Count the lines in the records below that contain the string "data". Return only that count.
* start *
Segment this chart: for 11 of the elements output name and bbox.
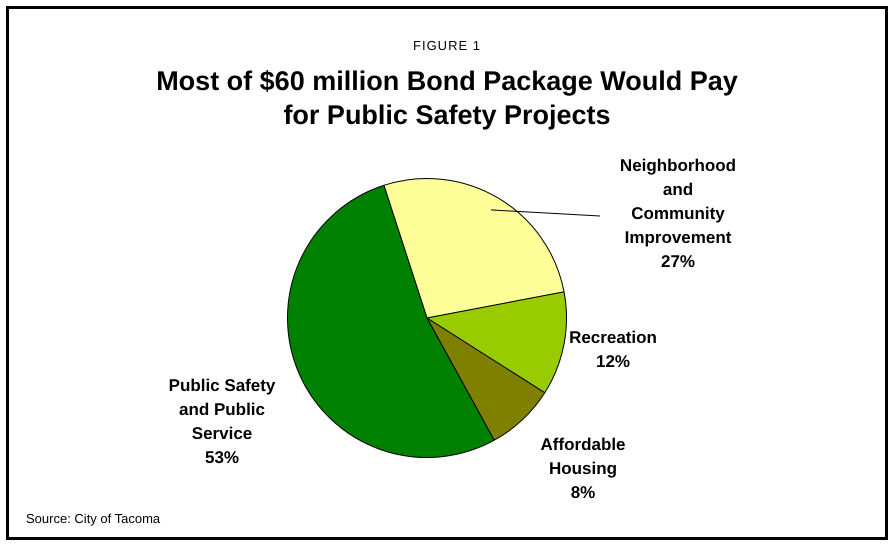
slice-label: Affordable Housing: [540, 435, 626, 478]
chart-subtitle: FIGURE 1: [412, 38, 482, 53]
data-label: 27%: [660, 252, 696, 272]
data-label: 53%: [204, 448, 240, 468]
slice-label: Public Safety and Public Service: [168, 376, 276, 444]
source-note: Source: City of Tacoma: [26, 511, 160, 526]
data-label: 8%: [570, 483, 596, 502]
slice-label: Neighborhood and Community Improvement: [620, 156, 736, 248]
chart-title: Most of $60 million Bond Package Would Pay for Public Safety Projects: [155, 65, 739, 132]
data-label: 12%: [596, 352, 630, 372]
slice-label: Recreation: [569, 328, 657, 348]
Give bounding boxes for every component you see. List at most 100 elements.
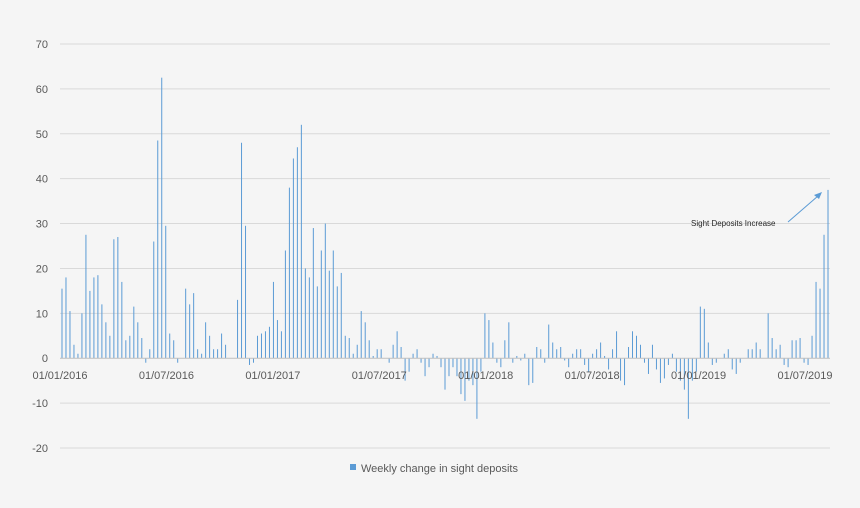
bar <box>687 358 689 419</box>
bar <box>256 335 258 359</box>
bar <box>424 358 426 377</box>
bar <box>225 344 227 359</box>
bar <box>400 347 402 359</box>
bar <box>624 358 626 386</box>
bar <box>444 358 446 390</box>
bar <box>284 250 286 359</box>
bar <box>264 331 266 359</box>
bar <box>141 338 143 359</box>
bar <box>472 358 474 386</box>
bar <box>89 290 91 359</box>
bar <box>165 225 167 359</box>
bar <box>751 349 753 359</box>
bar <box>249 358 251 365</box>
bar <box>288 187 290 359</box>
x-tick-label: 01/07/2016 <box>139 370 194 382</box>
bar <box>647 358 649 374</box>
x-tick-label: 01/07/2017 <box>352 370 407 382</box>
y-tick-label: -10 <box>32 398 48 410</box>
bar <box>312 228 314 359</box>
bar <box>779 344 781 359</box>
bar <box>332 250 334 359</box>
bar <box>253 358 254 363</box>
bar <box>500 358 502 368</box>
bar <box>628 347 630 359</box>
bar <box>596 349 598 359</box>
bar <box>496 358 498 363</box>
bar <box>292 158 294 359</box>
bar <box>759 349 761 359</box>
bar <box>392 344 394 359</box>
bar <box>787 358 789 368</box>
bar <box>504 340 506 359</box>
bar <box>819 288 821 359</box>
bar <box>560 347 562 359</box>
bar <box>775 349 777 359</box>
bar <box>121 281 123 359</box>
bar <box>436 355 438 359</box>
bar <box>739 358 741 363</box>
bar <box>675 358 677 372</box>
bar <box>492 342 494 359</box>
bar <box>65 277 67 359</box>
bar <box>807 358 809 365</box>
bar <box>185 288 187 359</box>
bar <box>213 349 215 359</box>
bar <box>476 358 478 419</box>
bar <box>153 241 155 359</box>
bar <box>340 272 342 359</box>
bar <box>632 331 634 359</box>
bar <box>201 353 203 359</box>
bar <box>404 358 406 381</box>
bar <box>145 358 147 363</box>
bar <box>408 358 410 372</box>
bar <box>588 358 590 372</box>
bar <box>388 358 390 363</box>
bar <box>93 277 95 359</box>
bar <box>260 333 262 359</box>
bar <box>480 358 482 372</box>
bar <box>663 358 665 379</box>
bar <box>544 358 546 363</box>
y-axis: -20 -10 0 10 20 30 40 50 60 70 <box>32 39 48 455</box>
bar <box>564 358 566 361</box>
y-tick-label: 60 <box>36 84 48 96</box>
bar <box>699 306 701 359</box>
bar <box>368 340 370 359</box>
bar <box>767 313 769 359</box>
bar <box>659 358 661 383</box>
annotation: Sight Deposits Increase <box>691 192 822 228</box>
bar <box>77 353 79 359</box>
bar <box>540 349 542 359</box>
bar <box>604 355 606 359</box>
bar <box>412 353 414 359</box>
bar <box>137 322 139 359</box>
bar <box>452 358 454 368</box>
y-tick-label: 40 <box>36 174 48 186</box>
bar <box>612 349 614 359</box>
bar <box>783 358 785 365</box>
bar <box>296 147 298 359</box>
bar <box>348 338 350 359</box>
bar <box>268 326 270 359</box>
bar <box>360 311 362 359</box>
bar <box>328 270 330 359</box>
bar <box>205 322 207 359</box>
bar <box>380 349 382 359</box>
bar <box>448 358 450 377</box>
bar <box>524 353 526 359</box>
bar <box>516 355 518 359</box>
bar <box>169 333 171 359</box>
y-tick-label: 20 <box>36 263 48 275</box>
bar <box>304 268 306 359</box>
bar <box>755 342 757 359</box>
bar <box>731 358 733 370</box>
bar <box>600 342 602 359</box>
bar <box>568 358 570 368</box>
bar <box>639 344 641 359</box>
bar <box>620 358 622 381</box>
bar <box>747 349 749 359</box>
bar <box>703 308 705 359</box>
bar <box>280 331 282 359</box>
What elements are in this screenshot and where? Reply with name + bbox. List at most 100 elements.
* end *
* [WRITTEN ANSWER]
4